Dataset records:
-.-.-
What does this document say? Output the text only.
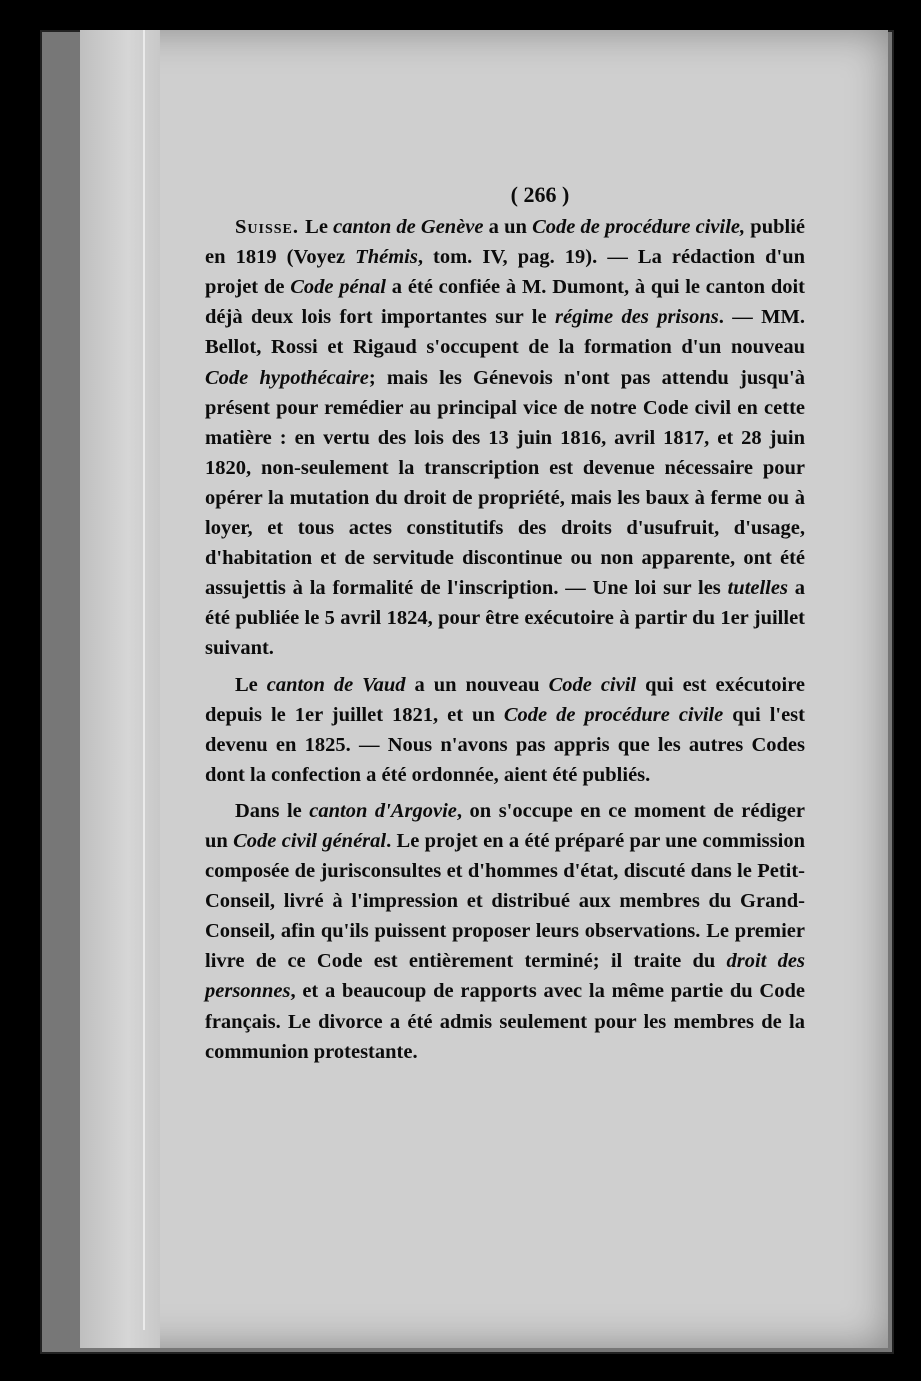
( 266 )

Suisse. Le canton de Genève a un Code de procédure civile, publié en 1819 (Voyez Thémis, tom. IV, pag. 19). — La rédaction d'un projet de Code pénal a été confiée à M. Dumont, à qui le canton doit déjà deux lois fort importantes sur le régime des prisons. — MM. Bellot, Rossi et Rigaud s'occupent de la formation d'un nouveau Code hypothécaire; mais les Génevois n'ont pas attendu jusqu'à présent pour remédier au principal vice de notre Code civil en cette matière : en vertu des lois des 13 juin 1816, avril 1817, et 28 juin 1820, non-seulement la transcription est devenue nécessaire pour opérer la mutation du droit de propriété, mais les baux à ferme ou à loyer, et tous actes constitutifs des droits d'usufruit, d'usage, d'habitation et de servitude discontinue ou non apparente, ont été assujettis à la formalité de l'inscription. — Une loi sur les tutelles a été publiée le 5 avril 1824, pour être exécutoire à partir du 1er juillet suivant.

Le canton de Vaud a un nouveau Code civil qui est exécutoire depuis le 1er juillet 1821, et un Code de procédure civile qui l'est devenu en 1825. — Nous n'avons pas appris que les autres Codes dont la confection a été ordonnée, aient été publiés.

Dans le canton d'Argovie, on s'occupe en ce moment de rédiger un Code civil général. Le projet en a été préparé par une commission composée de jurisconsultes et d'hommes d'état, discuté dans le Petit-Conseil, livré à l'impression et distribué aux membres du Grand-Conseil, afin qu'ils puissent proposer leurs observations. Le premier livre de ce Code est entièrement terminé; il traite du droit des personnes, et a beaucoup de rapports avec la même partie du Code français. Le divorce a été admis seulement pour les membres de la communion protestante.
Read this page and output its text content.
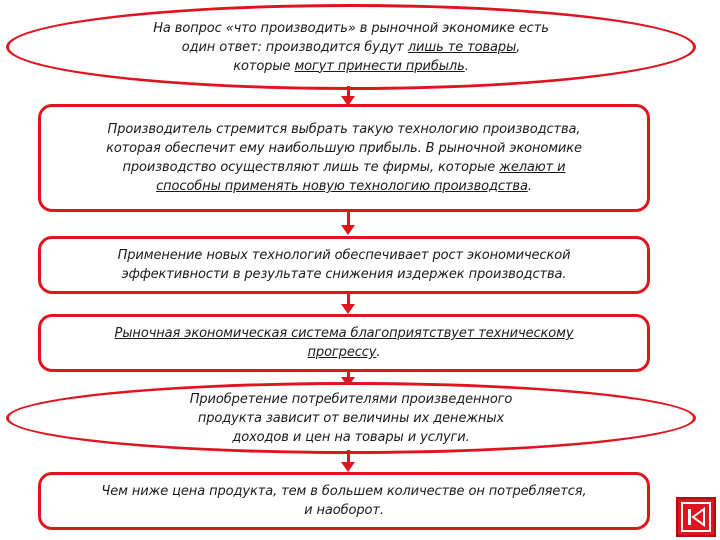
На вопрос «что производить» в рыночной экономике есть
один ответ: производится будут лишь те товары,
которые могут принести прибыль.
Производитель стремится выбрать такую технологию производства,
которая обеспечит ему наибольшую прибыль. В рыночной экономике
производство осуществляют лишь те фирмы, которые желают и
способны применять новую технологию производства.
Применение новых технологий обеспечивает рост экономической
эффективности в результате снижения издержек производства.
Рыночная экономическая система благоприятствует техническому
прогрессу.
Приобретение потребителями произведенного
продукта зависит от величины их денежных
доходов и цен на товары и услуги.
Чем ниже цена продукта, тем в большем количестве он потребляется,
и наоборот.
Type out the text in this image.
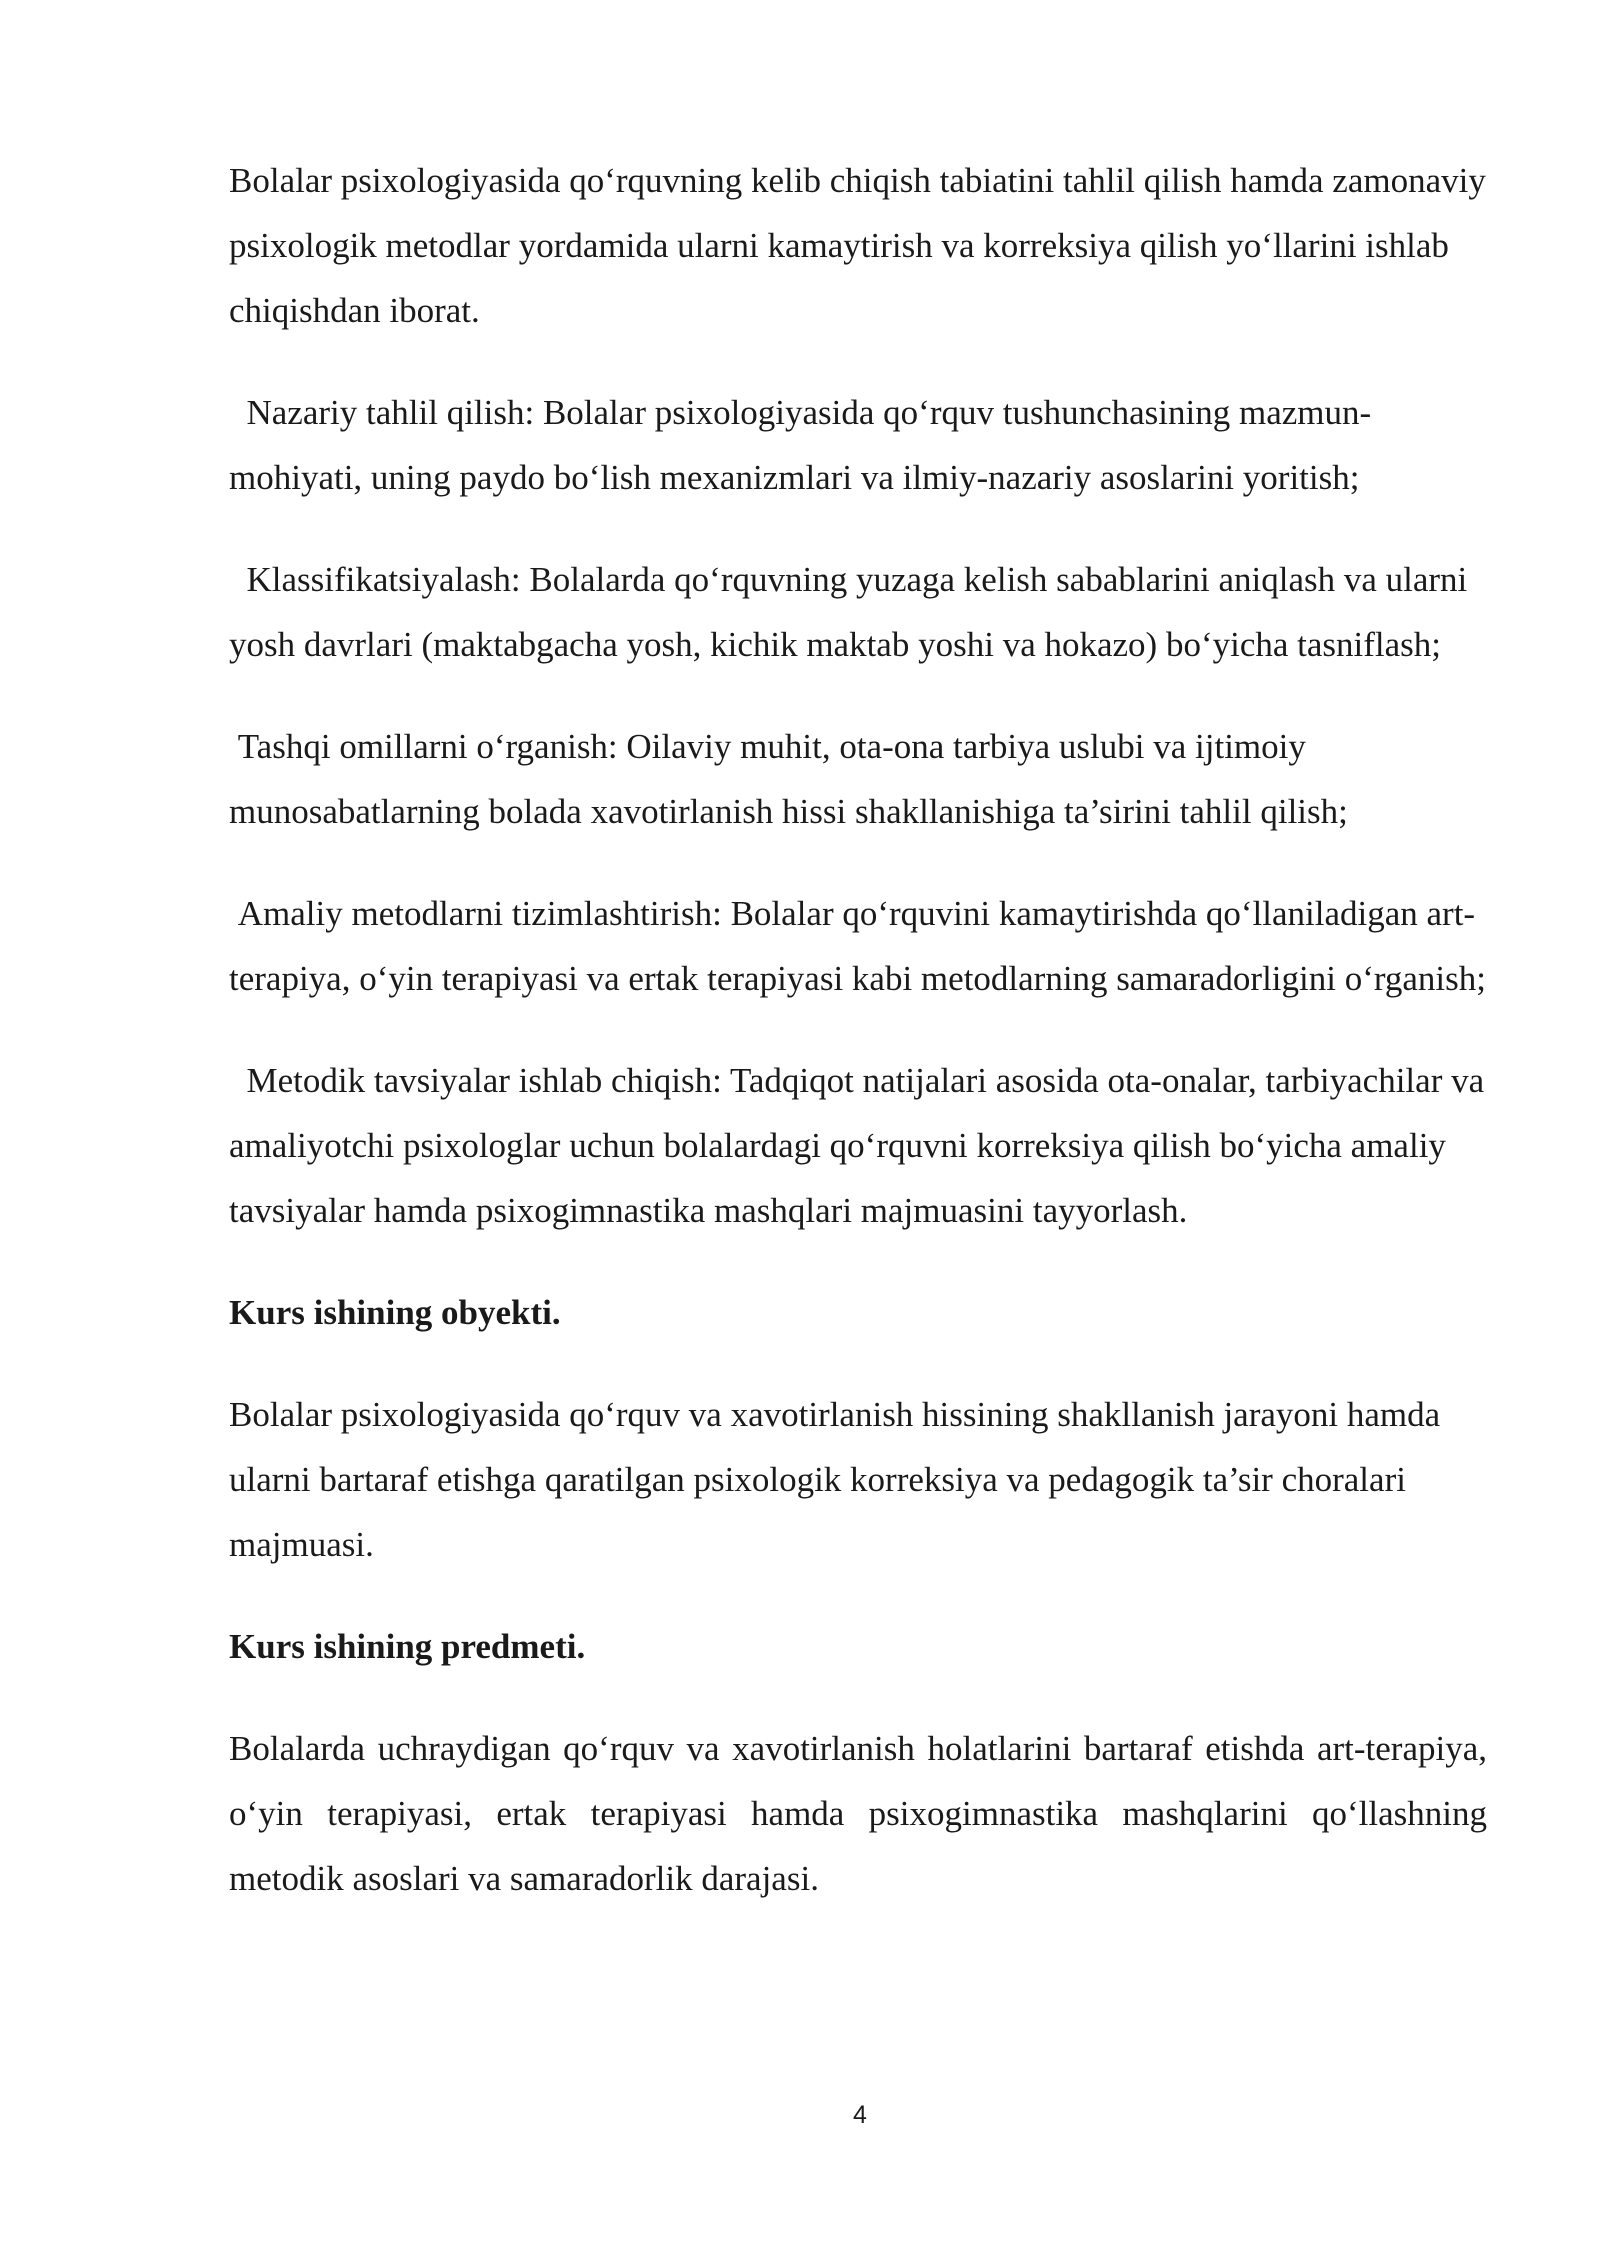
Bolalar psixologiyasida qo‘rquvning kelib chiqish tabiatini tahlil qilish hamda zamonaviy psixologik metodlar yordamida ularni kamaytirish va korreksiya qilish yo‘llarini ishlab chiqishdan iborat.

Nazariy tahlil qilish: Bolalar psixologiyasida qo‘rquv tushunchasining mazmun-mohiyati, uning paydo bo‘lish mexanizmlari va ilmiy-nazariy asoslarini yoritish;

Klassifikatsiyalash: Bolalarda qo‘rquvning yuzaga kelish sabablarini aniqlash va ularni yosh davrlari (maktabgacha yosh, kichik maktab yoshi va hokazo) bo‘yicha tasniflash;

Tashqi omillarni o‘rganish: Oilaviy muhit, ota-ona tarbiya uslubi va ijtimoiy munosabatlarning bolada xavotirlanish hissi shakllanishiga ta’sirini tahlil qilish;

Amaliy metodlarni tizimlashtirish: Bolalar qo‘rquvini kamaytirishda qo‘llaniladigan art-terapiya, o‘yin terapiyasi va ertak terapiyasi kabi metodlarning samaradorligini o‘rganish;

Metodik tavsiyalar ishlab chiqish: Tadqiqot natijalari asosida ota-onalar, tarbiyachilar va amaliyotchi psixologlar uchun bolalardagi qo‘rquvni korreksiya qilish bo‘yicha amaliy tavsiyalar hamda psixogimnastika mashqlari majmuasini tayyorlash.

Kurs ishining obyekti.

Bolalar psixologiyasida qo‘rquv va xavotirlanish hissining shakllanish jarayoni hamda ularni bartaraf etishga qaratilgan psixologik korreksiya va pedagogik ta’sir choralari majmuasi.

Kurs ishining predmeti.

Bolalarda uchraydigan qo‘rquv va xavotirlanish holatlarini bartaraf etishda art-terapiya, o‘yin terapiyasi, ertak terapiyasi hamda psixogimnastika mashqlarini qo‘llashning metodik asoslari va samaradorlik darajasi.

4
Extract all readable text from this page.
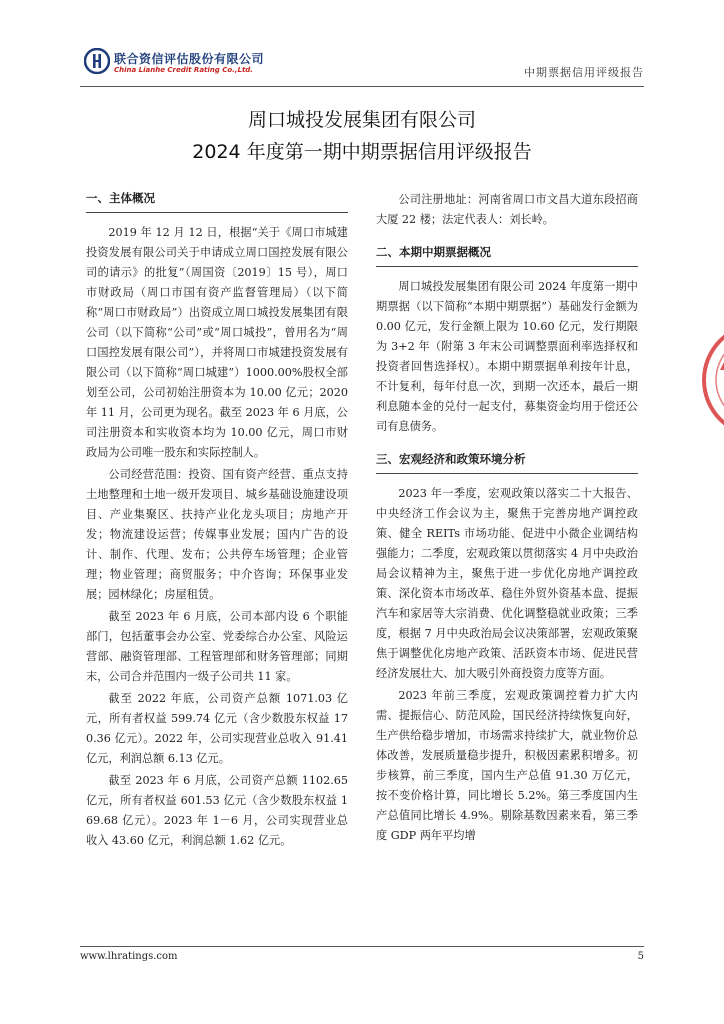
联合资信评估股份有限公司
China Lianhe Credit Rating Co.,Ltd.	中期票据信用评级报告

周口城投发展集团有限公司

2024 年度第一期中期票据信用评级报告

一、主体概况

2019 年 12 月 12 日，根据“关于《周口市城建投资发展有限公司关于申请成立周口国控发展有限公司的请示》的批复”（周国资〔2019〕15 号），周口市财政局（周口市国有资产监督管理局）（以下简称“周口市财政局”）出资成立周口城投发展集团有限公司（以下简称“公司”或“周口城投”，曾用名为“周口国控发展有限公司”），并将周口市城建投资发展有限公司（以下简称“周口城建”）1000.00%股权全部划至公司，公司初始注册资本为 10.00 亿元；2020 年 11 月，公司更为现名。截至 2023 年 6 月底，公司注册资本和实收资本均为 10.00 亿元，周口市财政局为公司唯一股东和实际控制人。

公司经营范围：投资、国有资产经营、重点支持土地整理和土地一级开发项目、城乡基础设施建设项目、产业集聚区、扶持产业化龙头项目；房地产开发；物流建设运营；传媒事业发展；国内广告的设计、制作、代理、发布；公共停车场管理；企业管理；物业管理；商贸服务；中介咨询；环保事业发展；园林绿化；房屋租赁。

截至 2023 年 6 月底，公司本部内设 6 个职能部门，包括董事会办公室、党委综合办公室、风险运营部、融资管理部、工程管理部和财务管理部；同期末，公司合并范围内一级子公司共 11 家。

截至 2022 年底，公司资产总额 1071.03 亿元，所有者权益 599.74 亿元（含少数股东权益 170.36 亿元）。2022 年，公司实现营业总收入 91.41 亿元，利润总额 6.13 亿元。

截至 2023 年 6 月底，公司资产总额 1102.65 亿元，所有者权益 601.53 亿元（含少数股东权益 169.68 亿元）。2023 年 1－6 月，公司实现营业总收入 43.60 亿元，利润总额 1.62 亿元。

公司注册地址：河南省周口市文昌大道东段招商大厦 22 楼；法定代表人：刘长岭。

二、本期中期票据概况

周口城投发展集团有限公司 2024 年度第一期中期票据（以下简称“本期中期票据”）基础发行金额为 0.00 亿元，发行金额上限为 10.60 亿元，发行期限为 3+2 年（附第 3 年末公司调整票面利率选择权和投资者回售选择权）。本期中期票据单利按年计息，不计复利，每年付息一次，到期一次还本，最后一期利息随本金的兑付一起支付，募集资金均用于偿还公司有息债务。

三、宏观经济和政策环境分析

2023 年一季度，宏观政策以落实二十大报告、中央经济工作会议为主，聚焦于完善房地产调控政策、健全 REITs 市场功能、促进中小微企业调结构强能力；二季度，宏观政策以贯彻落实 4 月中央政治局会议精神为主，聚焦于进一步优化房地产调控政策、深化资本市场改革、稳住外贸外资基本盘、提振汽车和家居等大宗消费、优化调整稳就业政策；三季度，根据 7 月中央政治局会议决策部署，宏观政策聚焦于调整优化房地产政策、活跃资本市场、促进民营经济发展壮大、加大吸引外商投资力度等方面。

2023 年前三季度，宏观政策调控着力扩大内需、提振信心、防范风险，国民经济持续恢复向好，生产供给稳步增加，市场需求持续扩大，就业物价总体改善，发展质量稳步提升，积极因素累积增多。初步核算，前三季度，国内生产总值 91.30 万亿元，按不变价格计算，同比增长 5.2%。第三季度国内生产总值同比增长 4.9%。剔除基数因素来看，第三季度 GDP 两年平均增

www.lhratings.com	5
-.-.-
- [DIRECTION]: Track down all lines above with the string "рыночной" and copy them.

- [COMPLETED EXERCISE]:
На вопрос «что производить» в рыночной экономике есть
которая обеспечит ему наибольшую прибыль. В рыночной экономике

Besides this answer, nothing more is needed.